--- START OF PROVIDED MATERIAL ---

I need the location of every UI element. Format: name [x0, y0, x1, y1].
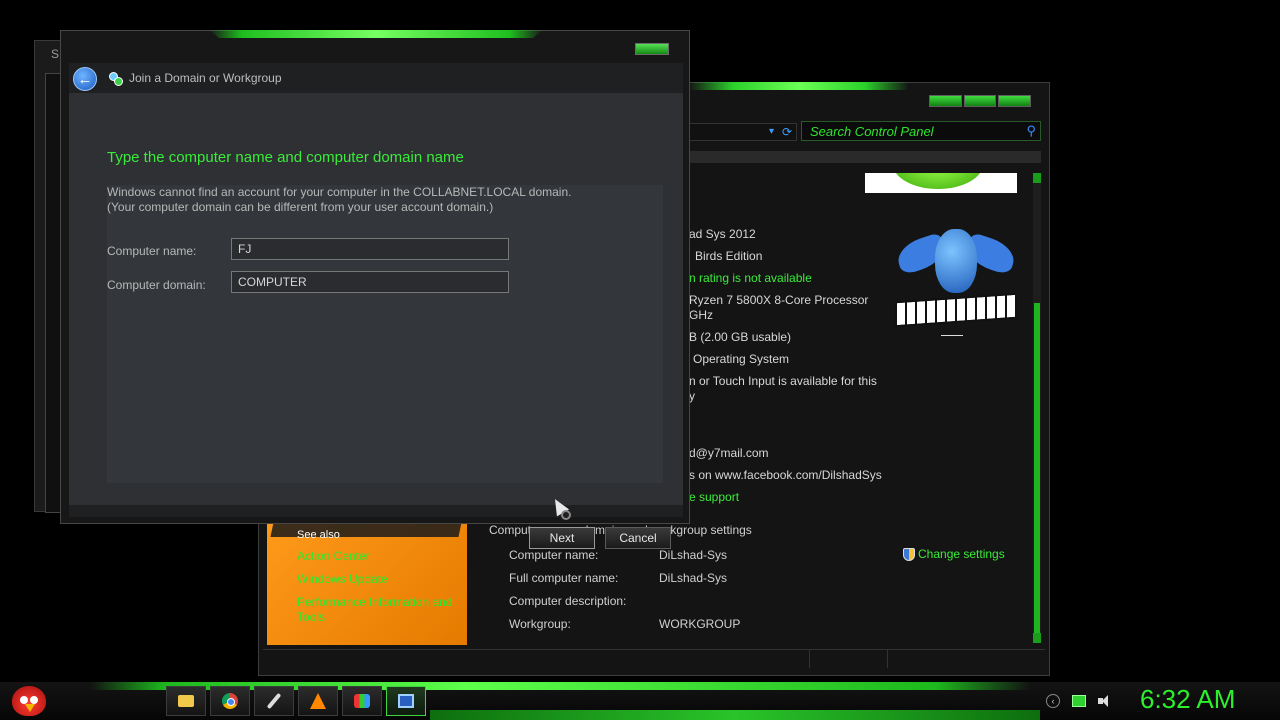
full-computer-name-value: DiLshad-Sys — [659, 571, 728, 585]
back-button[interactable]: ← — [73, 67, 97, 91]
rating-link[interactable]: n rating is not available — [689, 271, 812, 285]
performance-info-link[interactable]: Performance Information and — [297, 595, 452, 609]
volume-icon[interactable] — [1098, 695, 1112, 707]
system-type-value: Operating System — [693, 352, 790, 366]
domain-error-message: Windows cannot find an account for your … — [107, 185, 571, 215]
minimize-button[interactable] — [929, 95, 962, 107]
taskbar: ‹ 6:32 AM — [0, 682, 1280, 720]
workgroup-label: Workgroup: — [509, 617, 571, 631]
chrome-icon — [222, 693, 238, 709]
scroll-down-arrow[interactable] — [1033, 633, 1041, 643]
toolbar — [689, 151, 1041, 163]
dialog-content: Type the computer name and computer doma… — [69, 93, 683, 505]
chevron-down-icon[interactable]: ▾ — [769, 126, 774, 137]
maximize-button[interactable] — [963, 95, 997, 107]
refresh-icon[interactable]: ⟳ — [782, 125, 792, 139]
arrow-left-icon: ← — [77, 70, 93, 88]
dialog-body: ← Join a Domain or Workgroup Type the co… — [69, 63, 683, 549]
processor-speed: GHz — [689, 308, 713, 322]
busy-cursor-icon — [561, 510, 571, 520]
join-domain-dialog[interactable]: ← Join a Domain or Workgroup Type the co… — [60, 30, 690, 549]
status-bar — [263, 649, 1045, 668]
edition-text: ad Sys 2012 — [689, 227, 756, 241]
dialog-inner-panel — [107, 185, 663, 483]
cancel-button[interactable]: Cancel — [605, 527, 671, 549]
folder-icon — [178, 695, 194, 707]
full-computer-name-label: Full computer name: — [509, 571, 619, 585]
vertical-scrollbar[interactable] — [1033, 173, 1041, 643]
workgroup-value: WORKGROUP — [659, 617, 741, 631]
change-settings-label: Change settings — [918, 547, 1005, 561]
scroll-up-arrow[interactable] — [1033, 173, 1041, 183]
taskbar-chrome-button[interactable] — [210, 686, 250, 716]
close-button[interactable] — [998, 95, 1032, 107]
search-placeholder: Search Control Panel — [810, 123, 934, 139]
computer-domain-field[interactable]: COMPUTER — [231, 271, 509, 293]
system-properties-icon — [398, 694, 414, 708]
computer-domain-field-label: Computer domain: — [107, 278, 206, 292]
scrollbar-thumb[interactable] — [1034, 303, 1040, 643]
system-tray: ‹ — [1046, 690, 1112, 712]
message-line-1: Windows cannot find an account for your … — [107, 185, 572, 199]
taskbar-system-properties-button[interactable] — [386, 686, 426, 716]
network-people-icon — [109, 72, 123, 86]
dialog-heading: Type the computer name and computer doma… — [107, 149, 464, 166]
online-support-link[interactable]: e support — [689, 490, 739, 504]
message-line-2: (Your computer domain can be different f… — [107, 200, 494, 214]
shield-icon — [903, 547, 915, 561]
computer-name-value: DiLshad-Sys — [659, 548, 728, 562]
dialog-close-button[interactable] — [635, 43, 669, 55]
windows-logo-banner — [865, 173, 1017, 193]
pen-touch-value: n or Touch Input is available for this — [689, 374, 877, 388]
performance-tools-link[interactable]: Tools — [297, 610, 325, 624]
dialog-glow — [209, 30, 543, 38]
start-button[interactable] — [6, 682, 48, 720]
network-icon[interactable] — [1072, 695, 1086, 707]
clock[interactable]: 6:32 AM — [1140, 684, 1235, 715]
computer-name-field-label: Computer name: — [107, 244, 197, 258]
dialog-title: Join a Domain or Workgroup — [129, 71, 282, 85]
paint-icon — [354, 694, 370, 708]
next-button[interactable]: Next — [529, 527, 595, 549]
computer-description-label: Computer description: — [509, 594, 627, 608]
taskbar-lower-glow — [430, 710, 1040, 720]
taskbar-paint-button[interactable] — [342, 686, 382, 716]
memory-value: B (2.00 GB usable) — [689, 330, 792, 344]
address-bar[interactable]: ▾ ⟳ — [689, 123, 797, 141]
computer-name-label: Computer name: — [509, 548, 599, 562]
oem-logo-image — [891, 223, 1021, 341]
taskbar-explorer-button[interactable] — [166, 686, 206, 716]
taskbar-app-button[interactable] — [254, 686, 294, 716]
change-settings-link[interactable]: Change settings — [903, 547, 1005, 561]
background-window-title: S — [51, 47, 60, 61]
window-controls — [929, 95, 1032, 107]
support-email: d@y7mail.com — [689, 446, 769, 460]
edition-name: Birds Edition — [695, 249, 763, 263]
show-hidden-icons-chevron-icon[interactable]: ‹ — [1046, 694, 1060, 708]
search-input[interactable]: Search Control Panel ⚲ — [801, 121, 1041, 141]
search-icon[interactable]: ⚲ — [1026, 123, 1036, 139]
taskbar-vlc-button[interactable] — [298, 686, 338, 716]
dialog-header: ← Join a Domain or Workgroup — [69, 63, 683, 93]
processor-value: Ryzen 7 5800X 8-Core Processor — [689, 293, 869, 307]
window-glow — [689, 82, 909, 90]
support-website: s on www.facebook.com/DilshadSys — [689, 468, 882, 482]
windows-update-link[interactable]: Windows Update — [297, 572, 388, 586]
dialog-footer: Next Cancel — [69, 507, 683, 549]
vlc-icon — [310, 693, 326, 709]
action-center-link[interactable]: Action Center — [297, 549, 370, 563]
computer-name-field[interactable]: FJ — [231, 238, 509, 260]
rocket-icon — [266, 692, 282, 710]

--- END OF PROVIDED MATERIAL ---

● **SHORT EXERCISE**
Which lines in the items above contain the string "settings" with matching case? Pull out each of those lines in full.

● **RESPONSE TO THE EXERCISE**
change-settings-label: Change settings — [918, 547, 1005, 561]
change-settings-link[interactable]: Change settings — [903, 547, 1005, 561]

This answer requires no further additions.